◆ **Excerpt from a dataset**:
┌────────

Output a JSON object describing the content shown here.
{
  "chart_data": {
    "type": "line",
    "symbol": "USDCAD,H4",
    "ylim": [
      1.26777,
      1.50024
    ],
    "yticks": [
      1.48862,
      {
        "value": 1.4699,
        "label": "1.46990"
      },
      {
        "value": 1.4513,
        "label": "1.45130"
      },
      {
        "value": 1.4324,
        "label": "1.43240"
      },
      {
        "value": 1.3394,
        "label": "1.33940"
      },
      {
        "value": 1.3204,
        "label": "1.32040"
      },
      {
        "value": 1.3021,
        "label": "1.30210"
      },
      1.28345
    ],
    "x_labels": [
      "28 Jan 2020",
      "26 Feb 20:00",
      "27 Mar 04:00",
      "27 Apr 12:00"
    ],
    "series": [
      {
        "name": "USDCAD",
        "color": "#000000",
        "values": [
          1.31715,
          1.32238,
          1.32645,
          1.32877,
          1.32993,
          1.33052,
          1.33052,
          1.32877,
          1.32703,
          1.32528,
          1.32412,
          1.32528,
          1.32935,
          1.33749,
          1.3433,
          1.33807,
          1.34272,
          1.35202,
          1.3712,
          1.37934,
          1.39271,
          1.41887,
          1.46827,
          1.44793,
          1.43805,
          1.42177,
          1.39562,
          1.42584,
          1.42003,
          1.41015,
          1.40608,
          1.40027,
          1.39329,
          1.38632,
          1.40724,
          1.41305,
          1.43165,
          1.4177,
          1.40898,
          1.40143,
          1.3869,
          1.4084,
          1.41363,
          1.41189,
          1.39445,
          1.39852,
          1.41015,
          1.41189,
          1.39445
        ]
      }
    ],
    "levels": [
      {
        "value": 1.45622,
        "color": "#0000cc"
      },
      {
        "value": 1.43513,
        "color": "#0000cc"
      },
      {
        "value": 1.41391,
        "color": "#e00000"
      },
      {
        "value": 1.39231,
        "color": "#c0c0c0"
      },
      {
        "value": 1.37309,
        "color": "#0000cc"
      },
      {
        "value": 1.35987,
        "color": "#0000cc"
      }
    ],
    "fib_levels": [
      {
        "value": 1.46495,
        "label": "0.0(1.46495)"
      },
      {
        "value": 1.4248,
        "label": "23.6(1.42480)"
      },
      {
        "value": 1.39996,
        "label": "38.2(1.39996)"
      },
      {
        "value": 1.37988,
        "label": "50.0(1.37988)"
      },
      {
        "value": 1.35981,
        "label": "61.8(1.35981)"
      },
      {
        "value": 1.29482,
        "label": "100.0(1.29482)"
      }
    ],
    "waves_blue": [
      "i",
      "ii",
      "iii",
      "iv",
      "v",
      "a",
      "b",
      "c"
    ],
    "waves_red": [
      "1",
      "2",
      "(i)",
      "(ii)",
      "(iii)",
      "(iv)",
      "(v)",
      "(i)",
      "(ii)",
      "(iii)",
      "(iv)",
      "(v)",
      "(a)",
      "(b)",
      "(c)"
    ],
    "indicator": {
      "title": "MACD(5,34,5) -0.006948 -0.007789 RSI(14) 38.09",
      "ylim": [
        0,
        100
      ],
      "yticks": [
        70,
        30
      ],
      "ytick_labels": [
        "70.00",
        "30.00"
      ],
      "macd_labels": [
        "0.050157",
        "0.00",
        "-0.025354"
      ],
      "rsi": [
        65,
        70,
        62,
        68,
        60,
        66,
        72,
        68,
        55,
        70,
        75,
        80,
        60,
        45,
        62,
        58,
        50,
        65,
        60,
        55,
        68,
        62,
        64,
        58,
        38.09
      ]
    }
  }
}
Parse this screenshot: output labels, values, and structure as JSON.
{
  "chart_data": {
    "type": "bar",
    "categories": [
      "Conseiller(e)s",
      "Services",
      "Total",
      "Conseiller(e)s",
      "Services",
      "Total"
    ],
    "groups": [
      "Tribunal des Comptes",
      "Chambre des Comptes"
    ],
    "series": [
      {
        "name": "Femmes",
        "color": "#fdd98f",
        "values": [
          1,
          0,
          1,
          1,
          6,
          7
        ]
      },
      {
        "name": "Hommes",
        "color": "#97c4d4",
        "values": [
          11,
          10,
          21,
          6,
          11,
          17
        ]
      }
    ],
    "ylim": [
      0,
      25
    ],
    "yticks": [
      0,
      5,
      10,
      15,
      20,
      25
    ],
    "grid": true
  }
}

└────────

◆ **TASK OBJECTIVE**:
Repeat the material word for word, in full.

◆ **SOLUTION TO THIS PROBLEM**:
Output a JSON object describing the content shown here.
{
  "chart_data": {
    "type": "line",
    "symbol": "USDCAD,H4",
    "ylim": [
      1.26777,
      1.50024
    ],
    "yticks": [
      1.48862,
      {
        "value": 1.4699,
        "label": "1.46990"
      },
      {
        "value": 1.4513,
        "label": "1.45130"
      },
      {
        "value": 1.4324,
        "label": "1.43240"
      },
      {
        "value": 1.3394,
        "label": "1.33940"
      },
      {
        "value": 1.3204,
        "label": "1.32040"
      },
      {
        "value": 1.3021,
        "label": "1.30210"
      },
      1.28345
    ],
    "x_labels": [
      "28 Jan 2020",
      "26 Feb 20:00",
      "27 Mar 04:00",
      "27 Apr 12:00"
    ],
    "series": [
      {
        "name": "USDCAD",
        "color": "#000000",
        "values": [
          1.31715,
          1.32238,
          1.32645,
          1.32877,
          1.32993,
          1.33052,
          1.33052,
          1.32877,
          1.32703,
          1.32528,
          1.32412,
          1.32528,
          1.32935,
          1.33749,
          1.3433,
          1.33807,
          1.34272,
          1.35202,
          1.3712,
          1.37934,
          1.39271,
          1.41887,
          1.46827,
          1.44793,
          1.43805,
          1.42177,
          1.39562,
          1.42584,
          1.42003,
          1.41015,
          1.40608,
          1.40027,
          1.39329,
          1.38632,
          1.40724,
          1.41305,
          1.43165,
          1.4177,
          1.40898,
          1.40143,
          1.3869,
          1.4084,
          1.41363,
          1.41189,
          1.39445,
          1.39852,
          1.41015,
          1.41189,
          1.39445
        ]
      }
    ],
    "levels": [
      {
        "value": 1.45622,
        "color": "#0000cc"
      },
      {
        "value": 1.43513,
        "color": "#0000cc"
      },
      {
        "value": 1.41391,
        "color": "#e00000"
      },
      {
        "value": 1.39231,
        "color": "#c0c0c0"
      },
      {
        "value": 1.37309,
        "color": "#0000cc"
      },
      {
        "value": 1.35987,
        "color": "#0000cc"
      }
    ],
    "fib_levels": [
      {
        "value": 1.46495,
        "label": "0.0(1.46495)"
      },
      {
        "value": 1.4248,
        "label": "23.6(1.42480)"
      },
      {
        "value": 1.39996,
        "label": "38.2(1.39996)"
      },
      {
        "value": 1.37988,
        "label": "50.0(1.37988)"
      },
      {
        "value": 1.35981,
        "label": "61.8(1.35981)"
      },
      {
        "value": 1.29482,
        "label": "100.0(1.29482)"
      }
    ],
    "waves_blue": [
      "i",
      "ii",
      "iii",
      "iv",
      "v",
      "a",
      "b",
      "c"
    ],
    "waves_red": [
      "1",
      "2",
      "(i)",
      "(ii)",
      "(iii)",
      "(iv)",
      "(v)",
      "(i)",
      "(ii)",
      "(iii)",
      "(iv)",
      "(v)",
      "(a)",
      "(b)",
      "(c)"
    ],
    "indicator": {
      "title": "MACD(5,34,5) -0.006948 -0.007789 RSI(14) 38.09",
      "ylim": [
        0,
        100
      ],
      "yticks": [
        70,
        30
      ],
      "ytick_labels": [
        "70.00",
        "30.00"
      ],
      "macd_labels": [
        "0.050157",
        "0.00",
        "-0.025354"
      ],
      "rsi": [
        65,
        70,
        62,
        68,
        60,
        66,
        72,
        68,
        55,
        70,
        75,
        80,
        60,
        45,
        62,
        58,
        50,
        65,
        60,
        55,
        68,
        62,
        64,
        58,
        38.09
      ]
    }
  }
}
Parse this screenshot: output labels, values, and structure as JSON.
{
  "chart_data": {
    "type": "bar",
    "categories": [
      "Conseiller(e)s",
      "Services",
      "Total",
      "Conseiller(e)s",
      "Services",
      "Total"
    ],
    "groups": [
      "Tribunal des Comptes",
      "Chambre des Comptes"
    ],
    "series": [
      {
        "name": "Femmes",
        "color": "#fdd98f",
        "values": [
          1,
          0,
          1,
          1,
          6,
          7
        ]
      },
      {
        "name": "Hommes",
        "color": "#97c4d4",
        "values": [
          11,
          10,
          21,
          6,
          11,
          17
        ]
      }
    ],
    "ylim": [
      0,
      25
    ],
    "yticks": [
      0,
      5,
      10,
      15,
      20,
      25
    ],
    "grid": true
  }
}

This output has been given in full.